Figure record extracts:
%%

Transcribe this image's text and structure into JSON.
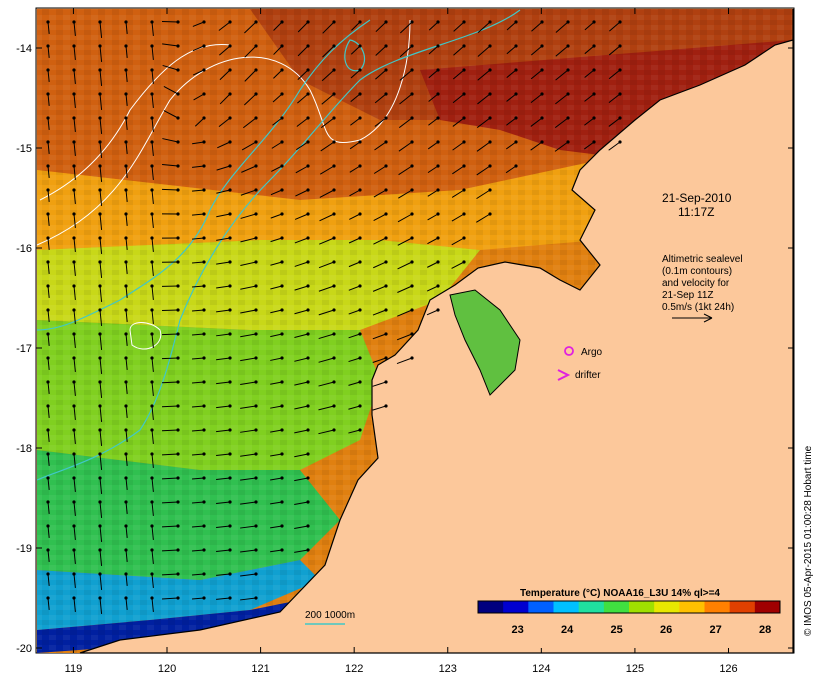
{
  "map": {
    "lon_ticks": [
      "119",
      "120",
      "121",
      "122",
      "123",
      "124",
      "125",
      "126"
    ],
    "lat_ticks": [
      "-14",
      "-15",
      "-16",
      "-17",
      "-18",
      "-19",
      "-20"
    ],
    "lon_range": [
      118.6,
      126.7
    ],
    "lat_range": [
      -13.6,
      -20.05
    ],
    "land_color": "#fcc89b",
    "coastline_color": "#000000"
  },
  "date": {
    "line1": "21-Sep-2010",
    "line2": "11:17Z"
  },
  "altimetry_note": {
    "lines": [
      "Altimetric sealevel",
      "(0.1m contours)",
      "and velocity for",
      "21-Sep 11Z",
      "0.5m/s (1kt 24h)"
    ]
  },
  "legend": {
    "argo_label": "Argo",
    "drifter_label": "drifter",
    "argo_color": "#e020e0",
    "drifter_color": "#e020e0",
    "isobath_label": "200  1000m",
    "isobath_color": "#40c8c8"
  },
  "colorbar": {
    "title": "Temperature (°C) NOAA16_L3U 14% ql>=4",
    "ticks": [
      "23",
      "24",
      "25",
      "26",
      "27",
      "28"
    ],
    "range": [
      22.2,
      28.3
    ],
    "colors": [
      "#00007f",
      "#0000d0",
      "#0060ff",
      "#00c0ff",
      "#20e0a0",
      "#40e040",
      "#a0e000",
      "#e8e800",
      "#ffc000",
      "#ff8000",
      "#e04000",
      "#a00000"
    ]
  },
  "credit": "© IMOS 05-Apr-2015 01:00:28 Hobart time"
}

%%
%%

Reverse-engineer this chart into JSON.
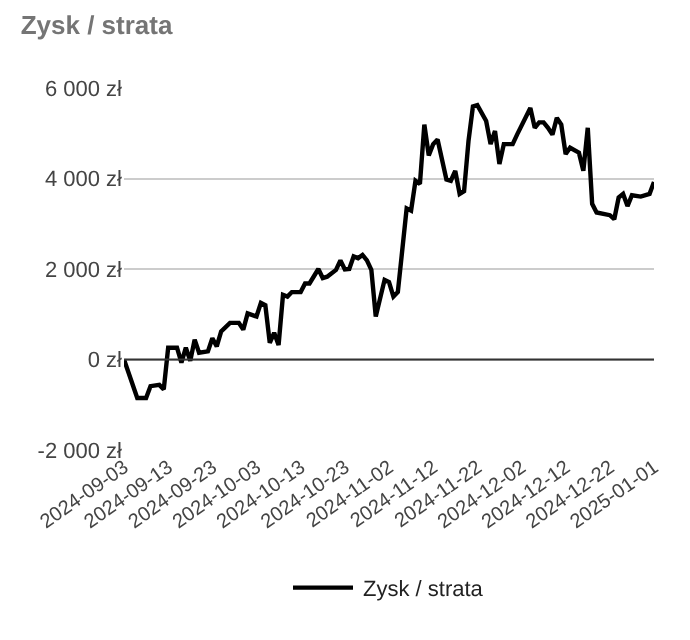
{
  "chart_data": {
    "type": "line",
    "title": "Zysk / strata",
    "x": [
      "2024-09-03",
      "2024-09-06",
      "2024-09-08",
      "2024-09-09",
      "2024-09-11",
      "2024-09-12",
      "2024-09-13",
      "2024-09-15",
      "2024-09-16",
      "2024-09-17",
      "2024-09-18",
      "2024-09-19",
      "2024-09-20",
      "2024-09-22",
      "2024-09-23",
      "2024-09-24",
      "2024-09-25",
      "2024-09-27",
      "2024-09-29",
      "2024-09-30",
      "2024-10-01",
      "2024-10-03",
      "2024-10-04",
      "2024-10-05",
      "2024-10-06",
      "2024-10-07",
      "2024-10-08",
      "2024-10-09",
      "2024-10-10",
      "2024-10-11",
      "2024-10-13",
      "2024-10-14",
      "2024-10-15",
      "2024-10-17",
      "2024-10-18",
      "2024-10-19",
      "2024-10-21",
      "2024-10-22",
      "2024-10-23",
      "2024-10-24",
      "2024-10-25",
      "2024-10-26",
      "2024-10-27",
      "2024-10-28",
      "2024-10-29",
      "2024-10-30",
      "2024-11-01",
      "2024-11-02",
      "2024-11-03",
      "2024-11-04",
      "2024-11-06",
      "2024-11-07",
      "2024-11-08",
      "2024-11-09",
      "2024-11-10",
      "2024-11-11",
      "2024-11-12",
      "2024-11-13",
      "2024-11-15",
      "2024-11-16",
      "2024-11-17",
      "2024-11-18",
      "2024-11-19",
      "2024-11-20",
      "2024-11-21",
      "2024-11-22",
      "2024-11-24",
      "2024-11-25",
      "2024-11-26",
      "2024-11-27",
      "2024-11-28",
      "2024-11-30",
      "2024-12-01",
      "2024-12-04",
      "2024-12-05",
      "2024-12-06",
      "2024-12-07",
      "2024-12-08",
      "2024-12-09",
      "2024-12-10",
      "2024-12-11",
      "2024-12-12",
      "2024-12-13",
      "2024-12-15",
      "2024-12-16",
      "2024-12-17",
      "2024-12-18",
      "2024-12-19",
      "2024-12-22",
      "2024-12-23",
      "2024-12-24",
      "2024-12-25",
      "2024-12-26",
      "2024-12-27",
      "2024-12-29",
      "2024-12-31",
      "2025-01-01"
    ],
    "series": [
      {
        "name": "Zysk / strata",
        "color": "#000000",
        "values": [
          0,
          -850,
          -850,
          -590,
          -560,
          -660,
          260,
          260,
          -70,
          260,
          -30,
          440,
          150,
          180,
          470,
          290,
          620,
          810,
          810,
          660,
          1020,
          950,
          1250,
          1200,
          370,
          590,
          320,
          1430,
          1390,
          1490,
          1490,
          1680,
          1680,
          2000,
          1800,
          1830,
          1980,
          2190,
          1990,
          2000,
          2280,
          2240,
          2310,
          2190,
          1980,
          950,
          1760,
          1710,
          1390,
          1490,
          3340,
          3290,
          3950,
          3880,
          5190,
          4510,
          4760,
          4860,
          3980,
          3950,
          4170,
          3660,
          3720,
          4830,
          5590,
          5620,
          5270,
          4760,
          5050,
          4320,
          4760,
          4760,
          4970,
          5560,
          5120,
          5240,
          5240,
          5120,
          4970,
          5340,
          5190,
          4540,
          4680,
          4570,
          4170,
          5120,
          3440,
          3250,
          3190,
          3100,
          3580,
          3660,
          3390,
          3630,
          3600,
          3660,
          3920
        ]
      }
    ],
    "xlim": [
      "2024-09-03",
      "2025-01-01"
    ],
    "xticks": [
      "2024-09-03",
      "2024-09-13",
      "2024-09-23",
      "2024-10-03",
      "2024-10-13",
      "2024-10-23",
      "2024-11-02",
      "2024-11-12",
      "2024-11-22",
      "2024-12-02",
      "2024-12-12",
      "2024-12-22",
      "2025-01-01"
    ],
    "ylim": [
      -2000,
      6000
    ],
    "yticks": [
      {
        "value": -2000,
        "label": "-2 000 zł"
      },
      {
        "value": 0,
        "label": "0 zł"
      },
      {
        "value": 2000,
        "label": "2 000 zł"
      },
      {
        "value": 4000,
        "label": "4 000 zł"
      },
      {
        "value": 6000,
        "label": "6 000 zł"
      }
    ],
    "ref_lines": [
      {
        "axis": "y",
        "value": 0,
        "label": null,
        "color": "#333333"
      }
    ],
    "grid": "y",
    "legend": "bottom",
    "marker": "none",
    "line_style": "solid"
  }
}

%%
%%

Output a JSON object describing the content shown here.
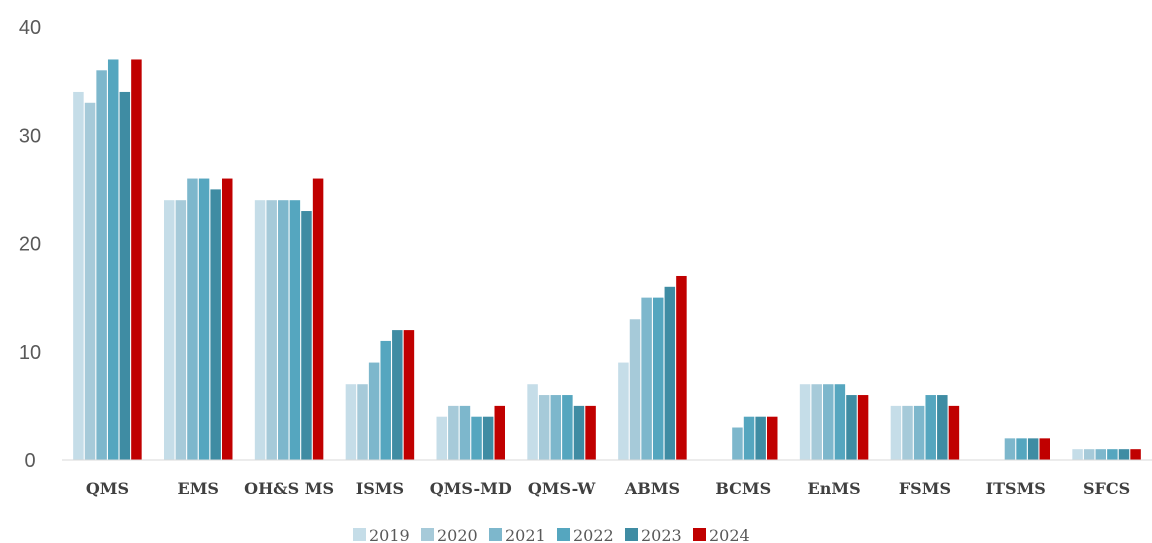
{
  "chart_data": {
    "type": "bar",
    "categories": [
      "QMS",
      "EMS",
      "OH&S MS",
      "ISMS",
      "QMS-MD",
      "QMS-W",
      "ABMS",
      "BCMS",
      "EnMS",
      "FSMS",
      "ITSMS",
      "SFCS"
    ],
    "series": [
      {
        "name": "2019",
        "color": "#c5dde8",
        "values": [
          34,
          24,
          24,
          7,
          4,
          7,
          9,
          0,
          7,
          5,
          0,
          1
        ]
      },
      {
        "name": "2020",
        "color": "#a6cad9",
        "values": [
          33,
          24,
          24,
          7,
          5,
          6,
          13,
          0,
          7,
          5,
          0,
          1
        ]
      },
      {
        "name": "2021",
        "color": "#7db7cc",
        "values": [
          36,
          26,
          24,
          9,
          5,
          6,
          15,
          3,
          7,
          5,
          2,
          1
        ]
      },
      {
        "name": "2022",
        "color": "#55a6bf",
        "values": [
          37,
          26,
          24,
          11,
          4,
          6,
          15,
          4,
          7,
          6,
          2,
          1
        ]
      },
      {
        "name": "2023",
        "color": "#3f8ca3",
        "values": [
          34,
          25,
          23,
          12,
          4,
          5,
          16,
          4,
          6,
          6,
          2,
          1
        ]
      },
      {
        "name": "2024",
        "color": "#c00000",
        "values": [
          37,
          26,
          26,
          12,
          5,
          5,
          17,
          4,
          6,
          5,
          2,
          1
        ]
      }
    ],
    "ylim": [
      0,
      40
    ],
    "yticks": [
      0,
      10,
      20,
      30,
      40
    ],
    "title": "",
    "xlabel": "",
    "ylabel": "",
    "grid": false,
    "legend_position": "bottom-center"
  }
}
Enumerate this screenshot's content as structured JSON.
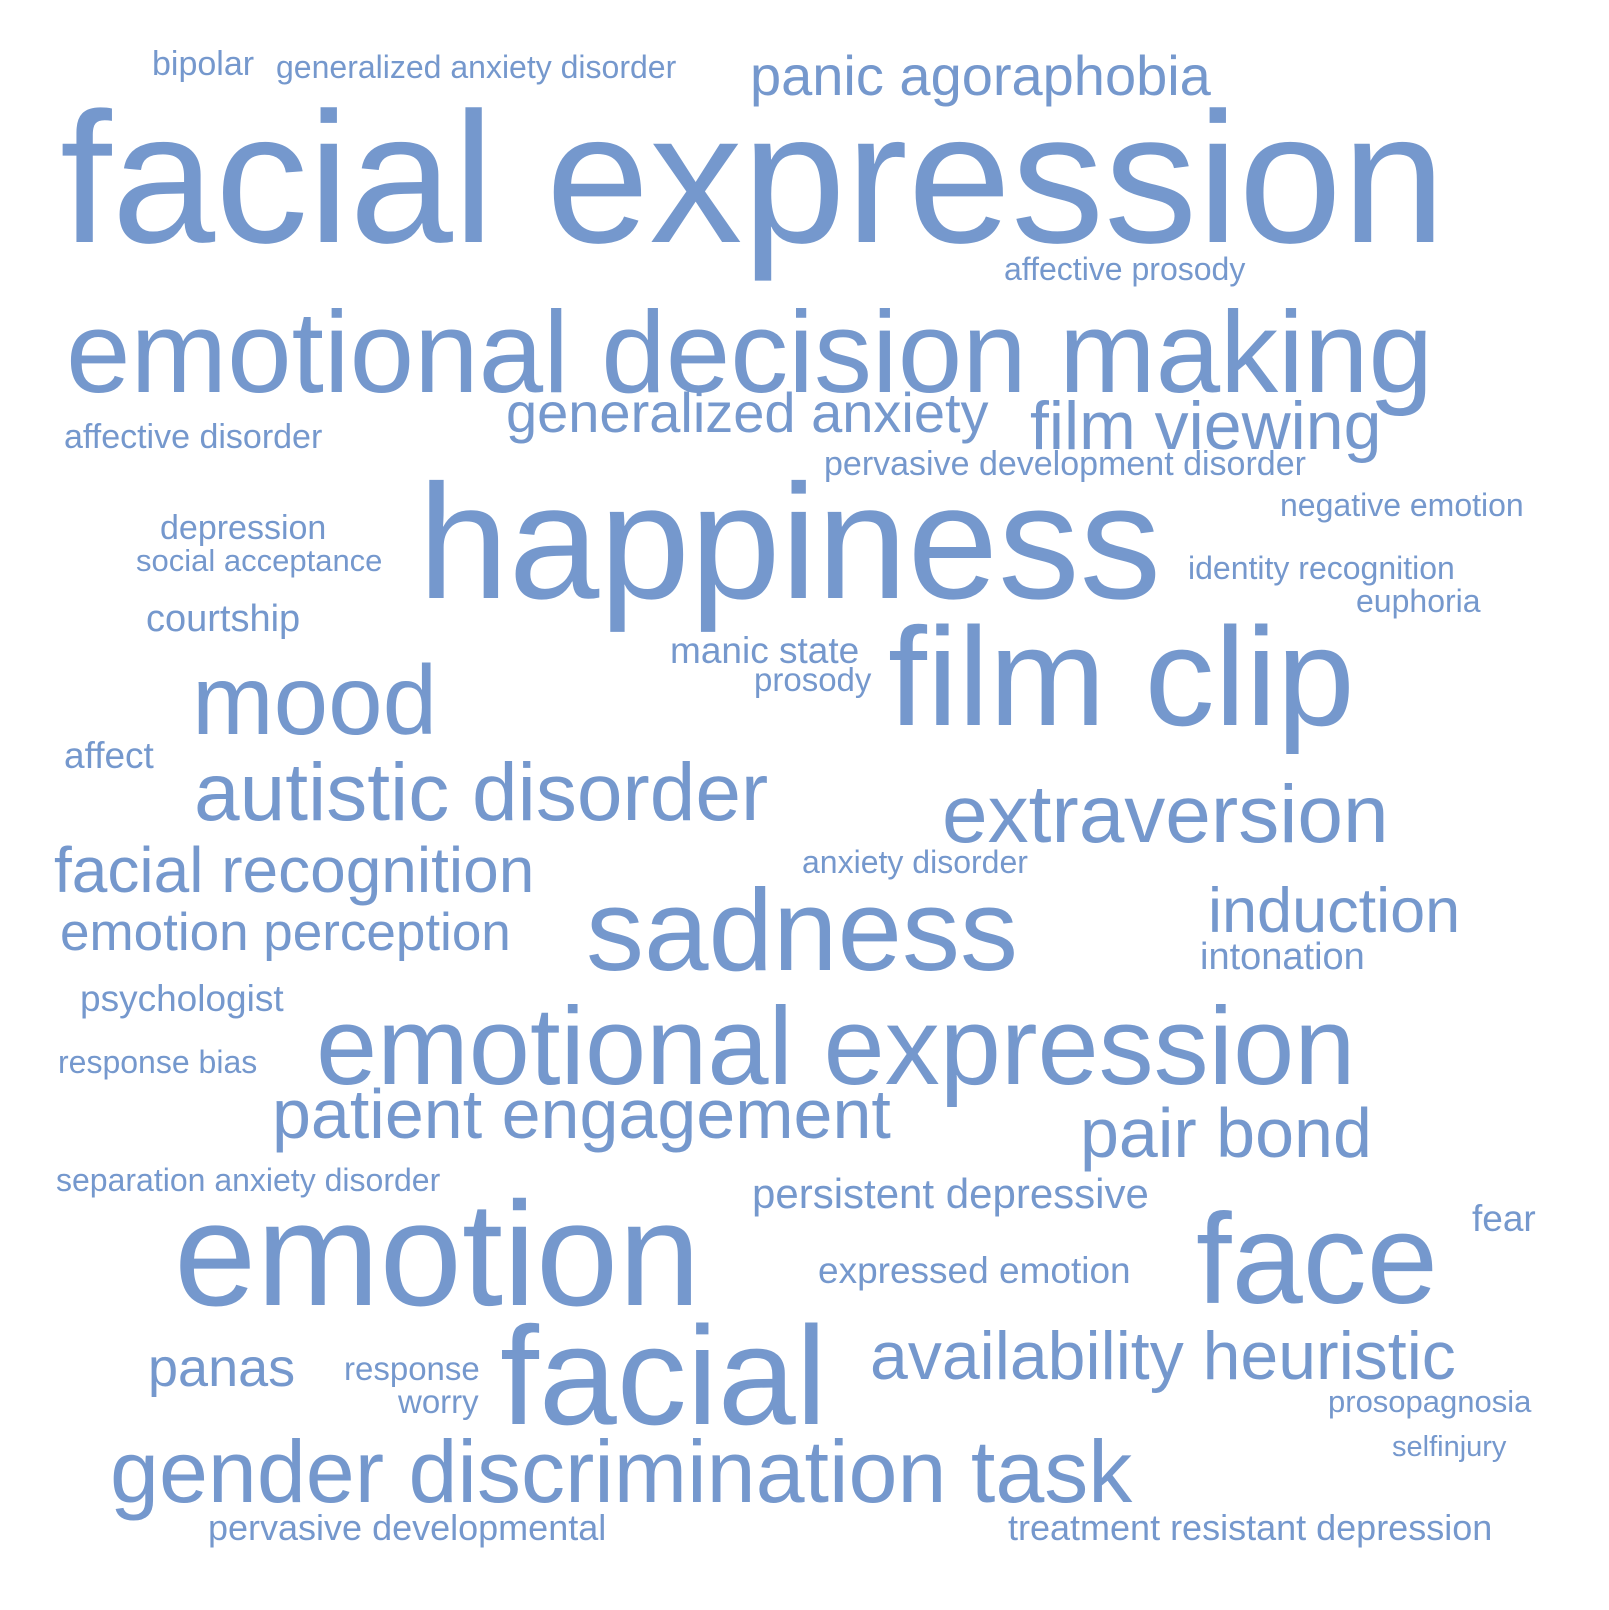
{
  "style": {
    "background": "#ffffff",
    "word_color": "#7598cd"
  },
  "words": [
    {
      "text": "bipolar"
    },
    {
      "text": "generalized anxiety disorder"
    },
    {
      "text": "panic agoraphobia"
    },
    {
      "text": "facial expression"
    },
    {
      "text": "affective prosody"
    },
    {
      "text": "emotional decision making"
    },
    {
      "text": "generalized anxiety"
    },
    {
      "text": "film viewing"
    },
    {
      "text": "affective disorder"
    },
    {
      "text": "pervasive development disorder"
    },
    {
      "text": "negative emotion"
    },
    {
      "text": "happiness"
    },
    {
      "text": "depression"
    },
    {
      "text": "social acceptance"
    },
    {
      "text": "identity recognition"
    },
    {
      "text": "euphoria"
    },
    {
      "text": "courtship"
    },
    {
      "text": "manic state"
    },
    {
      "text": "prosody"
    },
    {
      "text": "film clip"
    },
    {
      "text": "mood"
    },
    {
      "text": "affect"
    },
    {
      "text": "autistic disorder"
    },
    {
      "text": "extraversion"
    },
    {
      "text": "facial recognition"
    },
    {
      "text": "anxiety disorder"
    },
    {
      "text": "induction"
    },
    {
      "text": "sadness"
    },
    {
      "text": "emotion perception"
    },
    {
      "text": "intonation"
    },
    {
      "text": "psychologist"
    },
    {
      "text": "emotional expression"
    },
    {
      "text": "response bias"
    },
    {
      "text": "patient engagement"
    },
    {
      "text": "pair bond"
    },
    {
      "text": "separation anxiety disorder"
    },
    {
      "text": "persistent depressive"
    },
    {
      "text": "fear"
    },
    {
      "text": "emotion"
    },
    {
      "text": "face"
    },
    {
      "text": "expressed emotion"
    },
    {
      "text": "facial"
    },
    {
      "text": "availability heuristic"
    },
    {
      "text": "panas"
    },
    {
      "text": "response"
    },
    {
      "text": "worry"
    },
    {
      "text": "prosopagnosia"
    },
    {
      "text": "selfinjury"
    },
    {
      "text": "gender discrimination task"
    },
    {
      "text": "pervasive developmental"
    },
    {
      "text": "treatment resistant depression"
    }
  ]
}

%%

PROBLEM STATEMENT: Copy each line in the data that holds the word "generalized".

RIGHT ANSWER:
      "text": "generalized anxiety disorder"
      "text": "generalized anxiety"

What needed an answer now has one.